## Your instructions
Copy the records below exactly as they appear.

## Record set

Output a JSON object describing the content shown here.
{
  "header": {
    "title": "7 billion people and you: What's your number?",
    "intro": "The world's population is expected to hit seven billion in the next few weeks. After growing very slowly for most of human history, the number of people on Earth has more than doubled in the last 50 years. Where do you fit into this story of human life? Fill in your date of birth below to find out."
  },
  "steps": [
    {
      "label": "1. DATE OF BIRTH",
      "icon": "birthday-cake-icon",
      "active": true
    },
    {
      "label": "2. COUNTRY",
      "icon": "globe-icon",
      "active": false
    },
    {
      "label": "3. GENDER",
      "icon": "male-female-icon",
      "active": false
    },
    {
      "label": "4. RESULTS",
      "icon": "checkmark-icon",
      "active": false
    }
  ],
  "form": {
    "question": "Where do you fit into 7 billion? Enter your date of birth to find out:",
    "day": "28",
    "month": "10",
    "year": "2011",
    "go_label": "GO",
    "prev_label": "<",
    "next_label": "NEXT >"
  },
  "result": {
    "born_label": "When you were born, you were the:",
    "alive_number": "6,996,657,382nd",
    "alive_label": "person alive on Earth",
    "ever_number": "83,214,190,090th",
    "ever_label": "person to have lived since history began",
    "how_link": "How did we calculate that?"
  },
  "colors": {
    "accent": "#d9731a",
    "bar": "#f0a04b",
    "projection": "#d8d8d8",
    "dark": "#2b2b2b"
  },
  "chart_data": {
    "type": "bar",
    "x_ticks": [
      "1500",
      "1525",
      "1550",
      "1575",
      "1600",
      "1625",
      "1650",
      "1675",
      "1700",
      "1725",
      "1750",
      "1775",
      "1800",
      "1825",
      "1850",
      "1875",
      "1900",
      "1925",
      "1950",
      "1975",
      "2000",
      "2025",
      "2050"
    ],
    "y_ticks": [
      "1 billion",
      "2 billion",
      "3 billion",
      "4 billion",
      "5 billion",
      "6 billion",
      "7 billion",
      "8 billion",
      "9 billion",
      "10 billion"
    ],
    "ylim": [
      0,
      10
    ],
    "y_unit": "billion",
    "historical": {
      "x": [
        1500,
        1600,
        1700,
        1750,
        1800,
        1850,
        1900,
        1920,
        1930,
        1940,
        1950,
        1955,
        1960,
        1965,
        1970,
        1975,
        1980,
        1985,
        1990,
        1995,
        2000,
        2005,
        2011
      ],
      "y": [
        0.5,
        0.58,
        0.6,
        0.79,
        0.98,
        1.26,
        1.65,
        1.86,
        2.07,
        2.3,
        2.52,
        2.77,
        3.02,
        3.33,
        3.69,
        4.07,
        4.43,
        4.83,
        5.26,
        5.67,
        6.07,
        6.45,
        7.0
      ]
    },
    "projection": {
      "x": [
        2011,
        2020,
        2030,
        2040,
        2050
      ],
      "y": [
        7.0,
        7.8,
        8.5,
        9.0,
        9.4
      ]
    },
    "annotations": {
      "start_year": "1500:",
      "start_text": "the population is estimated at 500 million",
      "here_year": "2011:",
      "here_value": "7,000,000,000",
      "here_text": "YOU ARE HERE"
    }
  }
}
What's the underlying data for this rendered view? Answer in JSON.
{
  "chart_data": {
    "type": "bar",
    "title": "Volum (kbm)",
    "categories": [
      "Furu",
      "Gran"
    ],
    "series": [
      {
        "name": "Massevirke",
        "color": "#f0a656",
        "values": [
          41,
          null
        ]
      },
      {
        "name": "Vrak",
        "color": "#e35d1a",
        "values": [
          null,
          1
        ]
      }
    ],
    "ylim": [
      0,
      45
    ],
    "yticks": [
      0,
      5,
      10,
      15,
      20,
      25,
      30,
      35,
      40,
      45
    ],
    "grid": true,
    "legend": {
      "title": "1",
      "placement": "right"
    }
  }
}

## Result of the exercise
Output a JSON object describing the content shown here.
{
  "header": {
    "title": "7 billion people and you: What's your number?",
    "intro": "The world's population is expected to hit seven billion in the next few weeks. After growing very slowly for most of human history, the number of people on Earth has more than doubled in the last 50 years. Where do you fit into this story of human life? Fill in your date of birth below to find out."
  },
  "steps": [
    {
      "label": "1. DATE OF BIRTH",
      "icon": "birthday-cake-icon",
      "active": true
    },
    {
      "label": "2. COUNTRY",
      "icon": "globe-icon",
      "active": false
    },
    {
      "label": "3. GENDER",
      "icon": "male-female-icon",
      "active": false
    },
    {
      "label": "4. RESULTS",
      "icon": "checkmark-icon",
      "active": false
    }
  ],
  "form": {
    "question": "Where do you fit into 7 billion? Enter your date of birth to find out:",
    "day": "28",
    "month": "10",
    "year": "2011",
    "go_label": "GO",
    "prev_label": "<",
    "next_label": "NEXT >"
  },
  "result": {
    "born_label": "When you were born, you were the:",
    "alive_number": "6,996,657,382nd",
    "alive_label": "person alive on Earth",
    "ever_number": "83,214,190,090th",
    "ever_label": "person to have lived since history began",
    "how_link": "How did we calculate that?"
  },
  "colors": {
    "accent": "#d9731a",
    "bar": "#f0a04b",
    "projection": "#d8d8d8",
    "dark": "#2b2b2b"
  },
  "chart_data": {
    "type": "bar",
    "x_ticks": [
      "1500",
      "1525",
      "1550",
      "1575",
      "1600",
      "1625",
      "1650",
      "1675",
      "1700",
      "1725",
      "1750",
      "1775",
      "1800",
      "1825",
      "1850",
      "1875",
      "1900",
      "1925",
      "1950",
      "1975",
      "2000",
      "2025",
      "2050"
    ],
    "y_ticks": [
      "1 billion",
      "2 billion",
      "3 billion",
      "4 billion",
      "5 billion",
      "6 billion",
      "7 billion",
      "8 billion",
      "9 billion",
      "10 billion"
    ],
    "ylim": [
      0,
      10
    ],
    "y_unit": "billion",
    "historical": {
      "x": [
        1500,
        1600,
        1700,
        1750,
        1800,
        1850,
        1900,
        1920,
        1930,
        1940,
        1950,
        1955,
        1960,
        1965,
        1970,
        1975,
        1980,
        1985,
        1990,
        1995,
        2000,
        2005,
        2011
      ],
      "y": [
        0.5,
        0.58,
        0.6,
        0.79,
        0.98,
        1.26,
        1.65,
        1.86,
        2.07,
        2.3,
        2.52,
        2.77,
        3.02,
        3.33,
        3.69,
        4.07,
        4.43,
        4.83,
        5.26,
        5.67,
        6.07,
        6.45,
        7.0
      ]
    },
    "projection": {
      "x": [
        2011,
        2020,
        2030,
        2040,
        2050
      ],
      "y": [
        7.0,
        7.8,
        8.5,
        9.0,
        9.4
      ]
    },
    "annotations": {
      "start_year": "1500:",
      "start_text": "the population is estimated at 500 million",
      "here_year": "2011:",
      "here_value": "7,000,000,000",
      "here_text": "YOU ARE HERE"
    }
  }
}
What's the underlying data for this rendered view? Answer in JSON.
{
  "chart_data": {
    "type": "bar",
    "title": "Volum (kbm)",
    "categories": [
      "Furu",
      "Gran"
    ],
    "series": [
      {
        "name": "Massevirke",
        "color": "#f0a656",
        "values": [
          41,
          null
        ]
      },
      {
        "name": "Vrak",
        "color": "#e35d1a",
        "values": [
          null,
          1
        ]
      }
    ],
    "ylim": [
      0,
      45
    ],
    "yticks": [
      0,
      5,
      10,
      15,
      20,
      25,
      30,
      35,
      40,
      45
    ],
    "grid": true,
    "legend": {
      "title": "1",
      "placement": "right"
    }
  }
}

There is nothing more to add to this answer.